** Set task **
Everything in the listing should be restated word for word.

** Records provided **
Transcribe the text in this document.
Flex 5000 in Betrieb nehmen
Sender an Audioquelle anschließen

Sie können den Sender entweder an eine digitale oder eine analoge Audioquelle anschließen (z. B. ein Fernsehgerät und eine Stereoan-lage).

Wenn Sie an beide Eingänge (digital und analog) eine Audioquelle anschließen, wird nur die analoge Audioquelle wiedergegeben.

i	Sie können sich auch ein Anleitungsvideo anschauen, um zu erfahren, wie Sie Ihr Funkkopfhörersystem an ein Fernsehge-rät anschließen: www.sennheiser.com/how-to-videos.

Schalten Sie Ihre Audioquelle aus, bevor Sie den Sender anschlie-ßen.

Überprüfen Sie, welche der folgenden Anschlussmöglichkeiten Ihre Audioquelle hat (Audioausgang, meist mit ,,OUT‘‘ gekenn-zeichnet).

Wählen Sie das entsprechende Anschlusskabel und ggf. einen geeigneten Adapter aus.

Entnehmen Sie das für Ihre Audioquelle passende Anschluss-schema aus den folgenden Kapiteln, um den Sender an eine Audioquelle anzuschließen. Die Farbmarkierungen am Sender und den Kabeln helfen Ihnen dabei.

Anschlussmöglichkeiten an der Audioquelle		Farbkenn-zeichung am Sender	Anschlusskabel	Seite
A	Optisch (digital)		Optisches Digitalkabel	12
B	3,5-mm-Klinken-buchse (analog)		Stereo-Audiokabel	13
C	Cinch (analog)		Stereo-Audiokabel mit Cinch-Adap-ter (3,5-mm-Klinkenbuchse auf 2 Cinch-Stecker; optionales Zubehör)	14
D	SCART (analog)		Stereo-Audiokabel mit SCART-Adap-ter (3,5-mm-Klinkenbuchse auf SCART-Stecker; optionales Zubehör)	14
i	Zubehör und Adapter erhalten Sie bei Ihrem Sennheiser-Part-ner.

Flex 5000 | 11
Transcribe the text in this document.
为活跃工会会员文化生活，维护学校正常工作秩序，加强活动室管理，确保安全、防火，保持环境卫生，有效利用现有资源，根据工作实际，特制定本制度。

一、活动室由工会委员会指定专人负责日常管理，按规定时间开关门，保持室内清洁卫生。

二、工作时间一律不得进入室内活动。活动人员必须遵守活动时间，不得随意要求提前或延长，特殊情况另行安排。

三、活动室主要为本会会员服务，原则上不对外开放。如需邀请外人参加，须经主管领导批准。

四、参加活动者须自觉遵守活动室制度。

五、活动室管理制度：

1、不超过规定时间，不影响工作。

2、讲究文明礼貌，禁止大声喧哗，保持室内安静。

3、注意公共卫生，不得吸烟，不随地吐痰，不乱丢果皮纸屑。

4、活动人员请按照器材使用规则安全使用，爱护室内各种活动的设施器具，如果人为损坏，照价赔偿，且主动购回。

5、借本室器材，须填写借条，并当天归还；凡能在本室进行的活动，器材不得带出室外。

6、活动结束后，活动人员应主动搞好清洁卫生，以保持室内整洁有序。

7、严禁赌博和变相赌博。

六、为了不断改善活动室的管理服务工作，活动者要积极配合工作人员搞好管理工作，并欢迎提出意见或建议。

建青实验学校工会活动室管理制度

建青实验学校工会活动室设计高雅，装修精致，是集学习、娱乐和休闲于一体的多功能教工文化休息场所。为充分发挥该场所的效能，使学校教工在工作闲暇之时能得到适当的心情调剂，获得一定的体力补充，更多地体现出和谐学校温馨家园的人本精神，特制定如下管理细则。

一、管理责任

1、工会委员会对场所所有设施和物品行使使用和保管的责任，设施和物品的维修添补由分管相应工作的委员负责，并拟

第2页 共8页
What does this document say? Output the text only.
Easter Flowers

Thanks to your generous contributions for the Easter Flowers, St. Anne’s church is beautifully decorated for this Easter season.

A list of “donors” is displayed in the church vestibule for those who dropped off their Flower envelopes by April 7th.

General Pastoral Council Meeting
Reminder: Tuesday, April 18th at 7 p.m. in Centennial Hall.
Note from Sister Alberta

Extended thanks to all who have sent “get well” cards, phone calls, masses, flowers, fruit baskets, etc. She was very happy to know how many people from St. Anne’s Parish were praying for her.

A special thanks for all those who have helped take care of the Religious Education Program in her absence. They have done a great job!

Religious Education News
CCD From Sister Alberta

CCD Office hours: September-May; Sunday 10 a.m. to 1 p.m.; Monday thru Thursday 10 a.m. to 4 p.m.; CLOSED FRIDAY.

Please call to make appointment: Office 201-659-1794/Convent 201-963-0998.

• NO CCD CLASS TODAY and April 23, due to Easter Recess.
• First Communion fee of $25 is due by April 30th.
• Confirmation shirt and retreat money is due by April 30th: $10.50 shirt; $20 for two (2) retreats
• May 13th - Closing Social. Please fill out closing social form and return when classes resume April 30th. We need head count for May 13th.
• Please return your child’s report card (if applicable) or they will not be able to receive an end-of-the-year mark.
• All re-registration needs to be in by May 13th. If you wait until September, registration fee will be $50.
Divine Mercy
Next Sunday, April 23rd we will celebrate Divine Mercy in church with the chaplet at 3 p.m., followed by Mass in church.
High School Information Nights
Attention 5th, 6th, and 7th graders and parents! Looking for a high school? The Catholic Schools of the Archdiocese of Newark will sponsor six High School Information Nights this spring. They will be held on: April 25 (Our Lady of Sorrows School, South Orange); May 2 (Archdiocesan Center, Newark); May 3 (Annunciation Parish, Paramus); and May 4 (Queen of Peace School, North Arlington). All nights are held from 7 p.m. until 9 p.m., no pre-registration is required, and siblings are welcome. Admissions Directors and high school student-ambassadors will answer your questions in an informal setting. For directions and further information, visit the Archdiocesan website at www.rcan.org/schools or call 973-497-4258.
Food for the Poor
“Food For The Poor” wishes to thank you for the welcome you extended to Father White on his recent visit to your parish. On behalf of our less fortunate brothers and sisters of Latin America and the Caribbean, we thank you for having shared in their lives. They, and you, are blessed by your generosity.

** Reply **
Transcribe the text in this document.
Flex 5000 in Betrieb nehmen
Sender an Audioquelle anschließen

Sie können den Sender entweder an eine digitale oder eine analoge Audioquelle anschließen (z. B. ein Fernsehgerät und eine Stereoan-lage).

Wenn Sie an beide Eingänge (digital und analog) eine Audioquelle anschließen, wird nur die analoge Audioquelle wiedergegeben.

i	Sie können sich auch ein Anleitungsvideo anschauen, um zu erfahren, wie Sie Ihr Funkkopfhörersystem an ein Fernsehge-rät anschließen: www.sennheiser.com/how-to-videos.

Schalten Sie Ihre Audioquelle aus, bevor Sie den Sender anschlie-ßen.

Überprüfen Sie, welche der folgenden Anschlussmöglichkeiten Ihre Audioquelle hat (Audioausgang, meist mit ,,OUT‘‘ gekenn-zeichnet).

Wählen Sie das entsprechende Anschlusskabel und ggf. einen geeigneten Adapter aus.

Entnehmen Sie das für Ihre Audioquelle passende Anschluss-schema aus den folgenden Kapiteln, um den Sender an eine Audioquelle anzuschließen. Die Farbmarkierungen am Sender und den Kabeln helfen Ihnen dabei.

Anschlussmöglichkeiten an der Audioquelle		Farbkenn-zeichung am Sender	Anschlusskabel	Seite
A	Optisch (digital)		Optisches Digitalkabel	12
B	3,5-mm-Klinken-buchse (analog)		Stereo-Audiokabel	13
C	Cinch (analog)		Stereo-Audiokabel mit Cinch-Adap-ter (3,5-mm-Klinkenbuchse auf 2 Cinch-Stecker; optionales Zubehör)	14
D	SCART (analog)		Stereo-Audiokabel mit SCART-Adap-ter (3,5-mm-Klinkenbuchse auf SCART-Stecker; optionales Zubehör)	14
i	Zubehör und Adapter erhalten Sie bei Ihrem Sennheiser-Part-ner.

Flex 5000 | 11
Transcribe the text in this document.
为活跃工会会员文化生活，维护学校正常工作秩序，加强活动室管理，确保安全、防火，保持环境卫生，有效利用现有资源，根据工作实际，特制定本制度。

一、活动室由工会委员会指定专人负责日常管理，按规定时间开关门，保持室内清洁卫生。

二、工作时间一律不得进入室内活动。活动人员必须遵守活动时间，不得随意要求提前或延长，特殊情况另行安排。

三、活动室主要为本会会员服务，原则上不对外开放。如需邀请外人参加，须经主管领导批准。

四、参加活动者须自觉遵守活动室制度。

五、活动室管理制度：

1、不超过规定时间，不影响工作。

2、讲究文明礼貌，禁止大声喧哗，保持室内安静。

3、注意公共卫生，不得吸烟，不随地吐痰，不乱丢果皮纸屑。

4、活动人员请按照器材使用规则安全使用，爱护室内各种活动的设施器具，如果人为损坏，照价赔偿，且主动购回。

5、借本室器材，须填写借条，并当天归还；凡能在本室进行的活动，器材不得带出室外。

6、活动结束后，活动人员应主动搞好清洁卫生，以保持室内整洁有序。

7、严禁赌博和变相赌博。

六、为了不断改善活动室的管理服务工作，活动者要积极配合工作人员搞好管理工作，并欢迎提出意见或建议。

建青实验学校工会活动室管理制度

建青实验学校工会活动室设计高雅，装修精致，是集学习、娱乐和休闲于一体的多功能教工文化休息场所。为充分发挥该场所的效能，使学校教工在工作闲暇之时能得到适当的心情调剂，获得一定的体力补充，更多地体现出和谐学校温馨家园的人本精神，特制定如下管理细则。

一、管理责任

1、工会委员会对场所所有设施和物品行使使用和保管的责任，设施和物品的维修添补由分管相应工作的委员负责，并拟

第2页 共8页
What does this document say? Output the text only.
Easter Flowers

Thanks to your generous contributions for the Easter Flowers, St. Anne’s church is beautifully decorated for this Easter season.

A list of “donors” is displayed in the church vestibule for those who dropped off their Flower envelopes by April 7th.

General Pastoral Council Meeting
Reminder: Tuesday, April 18th at 7 p.m. in Centennial Hall.
Note from Sister Alberta

Extended thanks to all who have sent “get well” cards, phone calls, masses, flowers, fruit baskets, etc. She was very happy to know how many people from St. Anne’s Parish were praying for her.

A special thanks for all those who have helped take care of the Religious Education Program in her absence. They have done a great job!

Religious Education News
CCD From Sister Alberta

CCD Office hours: September-May; Sunday 10 a.m. to 1 p.m.; Monday thru Thursday 10 a.m. to 4 p.m.; CLOSED FRIDAY.

Please call to make appointment: Office 201-659-1794/Convent 201-963-0998.

• NO CCD CLASS TODAY and April 23, due to Easter Recess.
• First Communion fee of $25 is due by April 30th.
• Confirmation shirt and retreat money is due by April 30th: $10.50 shirt; $20 for two (2) retreats
• May 13th - Closing Social. Please fill out closing social form and return when classes resume April 30th. We need head count for May 13th.
• Please return your child’s report card (if applicable) or they will not be able to receive an end-of-the-year mark.
• All re-registration needs to be in by May 13th. If you wait until September, registration fee will be $50.
Divine Mercy
Next Sunday, April 23rd we will celebrate Divine Mercy in church with the chaplet at 3 p.m., followed by Mass in church.
High School Information Nights
Attention 5th, 6th, and 7th graders and parents! Looking for a high school? The Catholic Schools of the Archdiocese of Newark will sponsor six High School Information Nights this spring. They will be held on: April 25 (Our Lady of Sorrows School, South Orange); May 2 (Archdiocesan Center, Newark); May 3 (Annunciation Parish, Paramus); and May 4 (Queen of Peace School, North Arlington). All nights are held from 7 p.m. until 9 p.m., no pre-registration is required, and siblings are welcome. Admissions Directors and high school student-ambassadors will answer your questions in an informal setting. For directions and further information, visit the Archdiocesan website at www.rcan.org/schools or call 973-497-4258.
Food for the Poor
“Food For The Poor” wishes to thank you for the welcome you extended to Father White on his recent visit to your parish. On behalf of our less fortunate brothers and sisters of Latin America and the Caribbean, we thank you for having shared in their lives. They, and you, are blessed by your generosity.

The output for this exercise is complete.